> Dataset rows
====
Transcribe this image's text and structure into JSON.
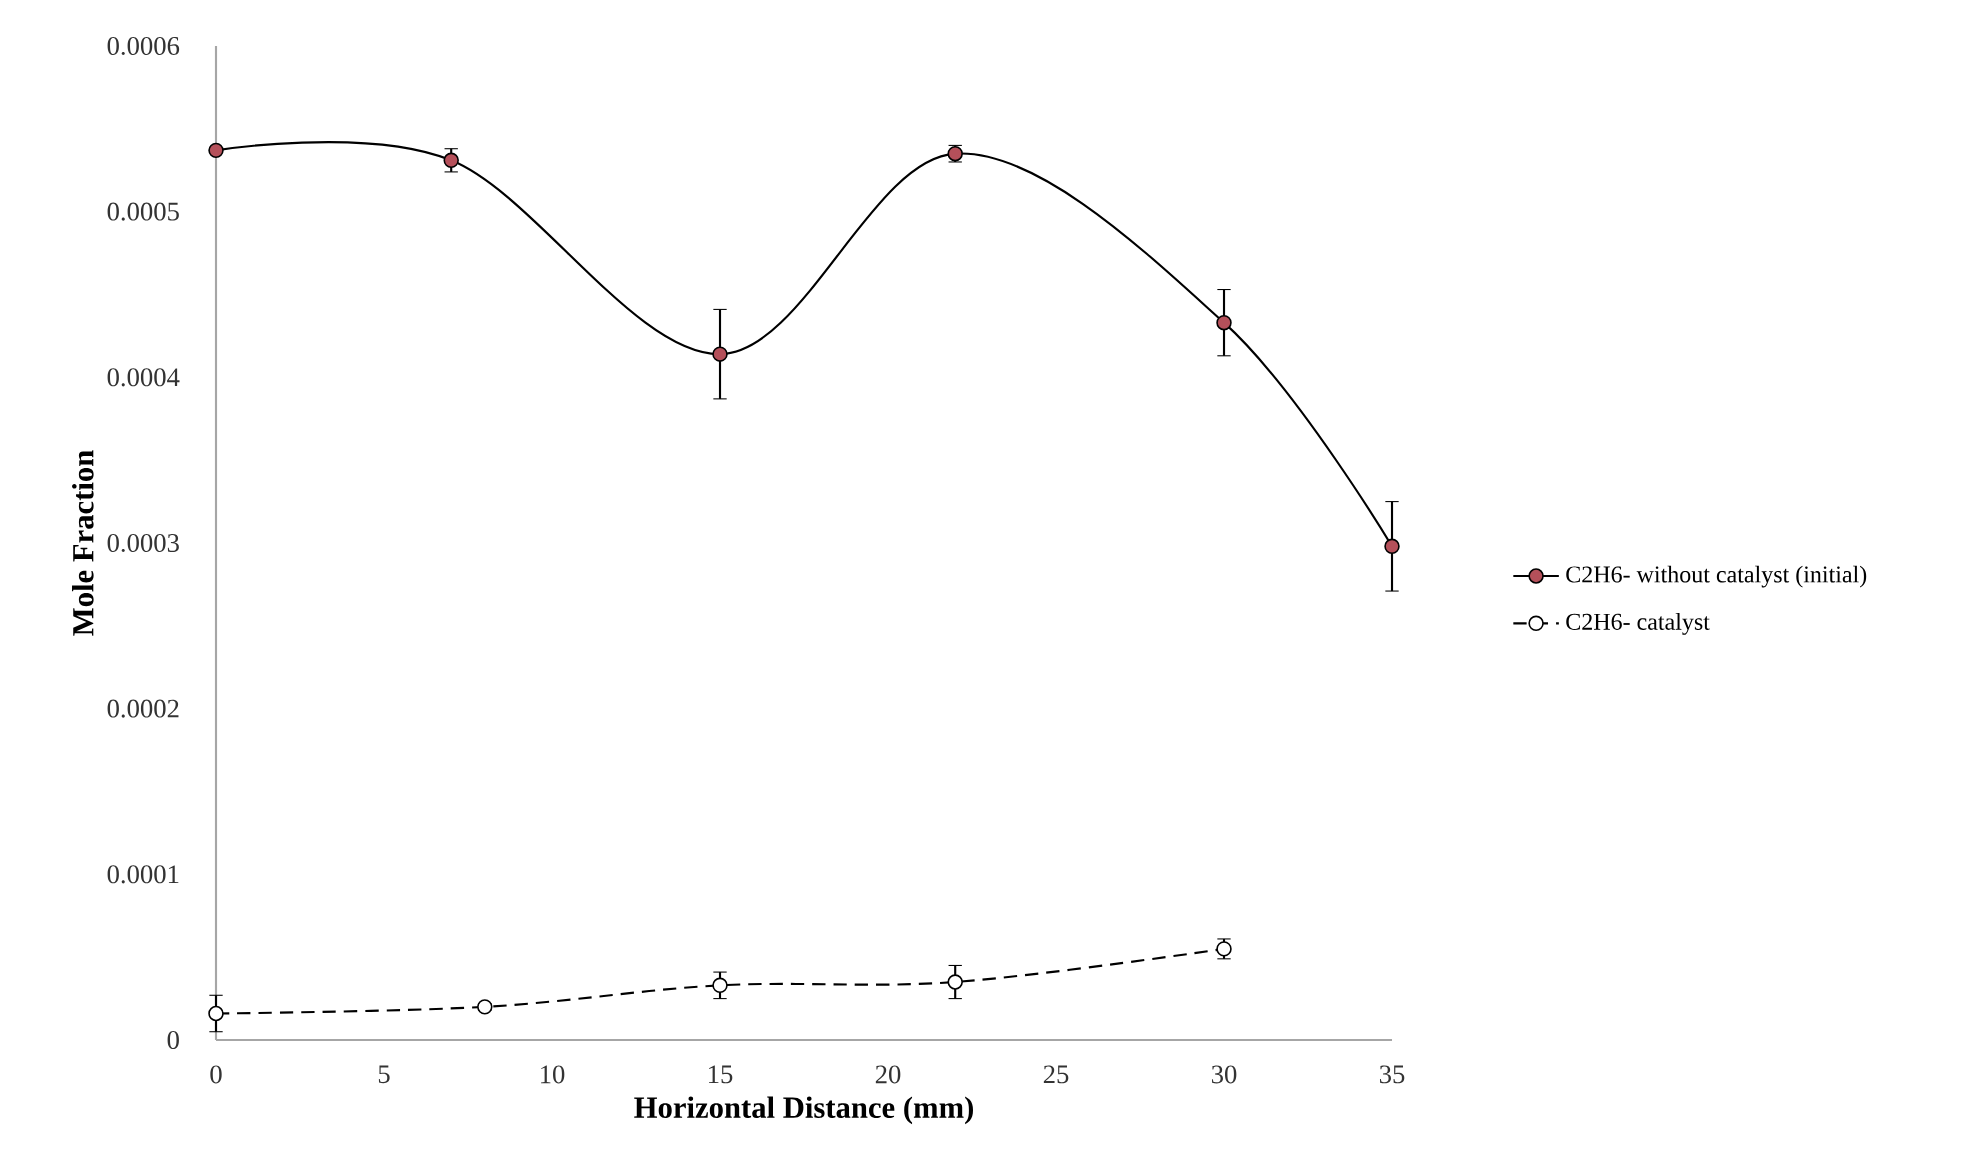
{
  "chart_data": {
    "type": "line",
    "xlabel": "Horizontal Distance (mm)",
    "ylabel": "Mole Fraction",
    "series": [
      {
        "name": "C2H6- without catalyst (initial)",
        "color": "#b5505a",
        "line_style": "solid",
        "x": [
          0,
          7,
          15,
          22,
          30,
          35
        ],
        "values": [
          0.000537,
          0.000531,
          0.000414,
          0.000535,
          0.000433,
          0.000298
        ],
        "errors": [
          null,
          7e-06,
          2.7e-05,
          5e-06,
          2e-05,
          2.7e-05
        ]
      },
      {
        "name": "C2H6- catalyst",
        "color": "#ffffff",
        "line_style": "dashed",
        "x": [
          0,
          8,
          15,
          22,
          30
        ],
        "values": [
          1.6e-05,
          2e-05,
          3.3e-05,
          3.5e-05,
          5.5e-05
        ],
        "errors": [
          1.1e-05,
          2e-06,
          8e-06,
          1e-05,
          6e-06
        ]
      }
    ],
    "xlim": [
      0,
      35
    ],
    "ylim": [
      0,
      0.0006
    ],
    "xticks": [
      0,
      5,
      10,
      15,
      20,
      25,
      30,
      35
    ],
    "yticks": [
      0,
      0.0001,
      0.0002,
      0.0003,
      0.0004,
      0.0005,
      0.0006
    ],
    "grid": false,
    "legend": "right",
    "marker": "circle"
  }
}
====
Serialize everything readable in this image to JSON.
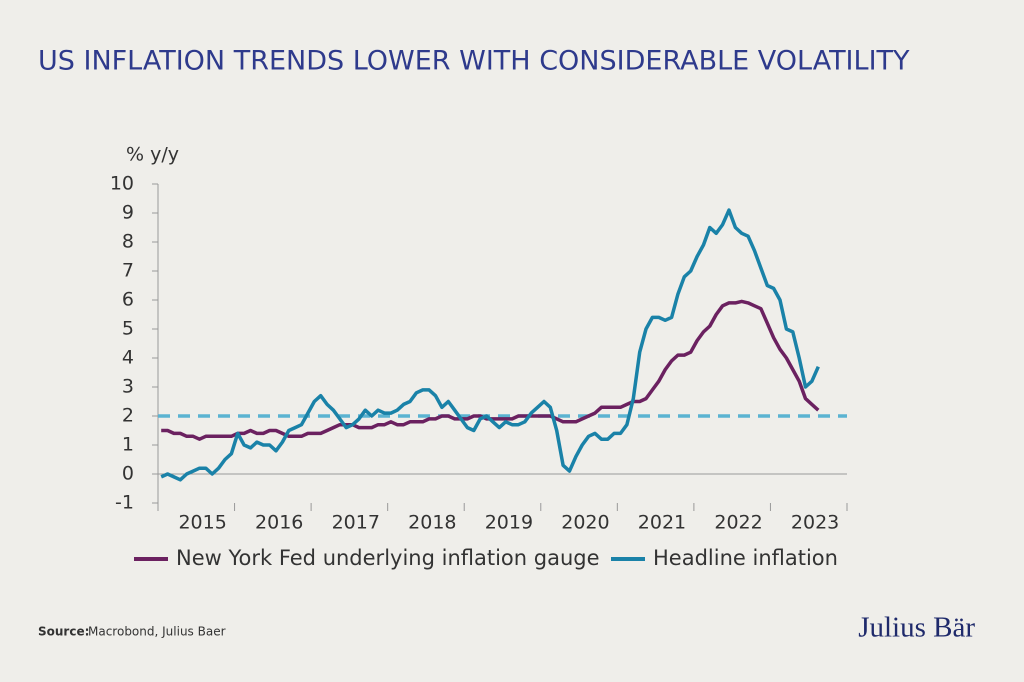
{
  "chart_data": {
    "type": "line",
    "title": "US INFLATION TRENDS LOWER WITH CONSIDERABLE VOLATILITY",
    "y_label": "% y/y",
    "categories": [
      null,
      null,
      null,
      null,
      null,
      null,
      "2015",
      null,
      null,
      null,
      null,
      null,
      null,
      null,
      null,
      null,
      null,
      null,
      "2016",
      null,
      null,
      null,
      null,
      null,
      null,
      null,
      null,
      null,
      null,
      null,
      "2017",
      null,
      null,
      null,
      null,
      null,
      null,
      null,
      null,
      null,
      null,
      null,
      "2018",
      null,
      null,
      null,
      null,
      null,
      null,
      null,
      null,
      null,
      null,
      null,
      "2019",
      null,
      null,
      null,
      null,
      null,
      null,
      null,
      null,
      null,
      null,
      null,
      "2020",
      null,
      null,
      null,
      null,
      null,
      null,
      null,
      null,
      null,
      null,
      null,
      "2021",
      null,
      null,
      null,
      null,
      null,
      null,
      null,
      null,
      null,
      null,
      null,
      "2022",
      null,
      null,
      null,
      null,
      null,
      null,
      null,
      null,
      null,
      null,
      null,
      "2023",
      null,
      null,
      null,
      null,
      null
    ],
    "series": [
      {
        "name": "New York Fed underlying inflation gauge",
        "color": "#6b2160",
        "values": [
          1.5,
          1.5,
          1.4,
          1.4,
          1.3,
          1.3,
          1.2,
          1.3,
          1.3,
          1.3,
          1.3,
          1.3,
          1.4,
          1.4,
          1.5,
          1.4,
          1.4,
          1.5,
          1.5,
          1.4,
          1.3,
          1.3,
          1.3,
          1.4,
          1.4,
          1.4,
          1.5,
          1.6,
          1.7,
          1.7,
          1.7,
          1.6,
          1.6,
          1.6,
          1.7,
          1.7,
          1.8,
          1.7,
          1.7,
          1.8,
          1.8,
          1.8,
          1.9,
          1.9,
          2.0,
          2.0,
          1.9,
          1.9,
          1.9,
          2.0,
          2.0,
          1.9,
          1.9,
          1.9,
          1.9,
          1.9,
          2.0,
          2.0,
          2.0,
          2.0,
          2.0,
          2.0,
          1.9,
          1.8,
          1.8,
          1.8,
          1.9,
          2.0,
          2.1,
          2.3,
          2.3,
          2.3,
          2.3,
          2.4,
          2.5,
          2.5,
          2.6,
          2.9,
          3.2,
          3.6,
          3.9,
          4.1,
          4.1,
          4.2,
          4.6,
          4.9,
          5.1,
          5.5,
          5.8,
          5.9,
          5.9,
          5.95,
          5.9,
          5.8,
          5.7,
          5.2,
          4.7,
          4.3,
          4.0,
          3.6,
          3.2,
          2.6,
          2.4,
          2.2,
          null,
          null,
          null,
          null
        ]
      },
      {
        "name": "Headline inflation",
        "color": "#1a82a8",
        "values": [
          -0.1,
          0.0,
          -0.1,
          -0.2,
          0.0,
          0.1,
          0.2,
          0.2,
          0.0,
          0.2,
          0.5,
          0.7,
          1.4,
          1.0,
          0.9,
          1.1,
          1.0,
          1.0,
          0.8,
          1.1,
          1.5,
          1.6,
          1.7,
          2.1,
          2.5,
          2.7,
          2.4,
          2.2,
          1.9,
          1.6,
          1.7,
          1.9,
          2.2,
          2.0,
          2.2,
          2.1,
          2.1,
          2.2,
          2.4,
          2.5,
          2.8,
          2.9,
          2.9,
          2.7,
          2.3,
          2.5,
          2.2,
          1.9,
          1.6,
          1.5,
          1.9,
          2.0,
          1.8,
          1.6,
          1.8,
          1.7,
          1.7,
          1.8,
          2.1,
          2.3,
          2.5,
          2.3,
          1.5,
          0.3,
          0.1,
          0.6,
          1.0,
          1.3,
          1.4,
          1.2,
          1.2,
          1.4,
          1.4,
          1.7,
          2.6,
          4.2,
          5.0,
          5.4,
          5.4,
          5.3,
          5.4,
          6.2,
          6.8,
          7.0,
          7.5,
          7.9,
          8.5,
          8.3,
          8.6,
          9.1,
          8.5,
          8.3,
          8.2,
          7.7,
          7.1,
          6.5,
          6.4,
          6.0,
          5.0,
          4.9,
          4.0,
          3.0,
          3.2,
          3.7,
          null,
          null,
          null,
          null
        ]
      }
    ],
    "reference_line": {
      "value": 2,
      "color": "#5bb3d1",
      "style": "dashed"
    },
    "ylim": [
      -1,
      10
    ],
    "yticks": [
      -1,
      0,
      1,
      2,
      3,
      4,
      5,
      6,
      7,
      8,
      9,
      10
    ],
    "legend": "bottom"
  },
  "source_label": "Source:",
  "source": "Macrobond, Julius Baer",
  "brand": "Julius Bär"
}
====
> The exercise
From the entries above, copy every line containing the word "JSON".

> Solution to this task
Transcribe this image's text and structure into JSON.
Serialize everything readable in this image to JSON.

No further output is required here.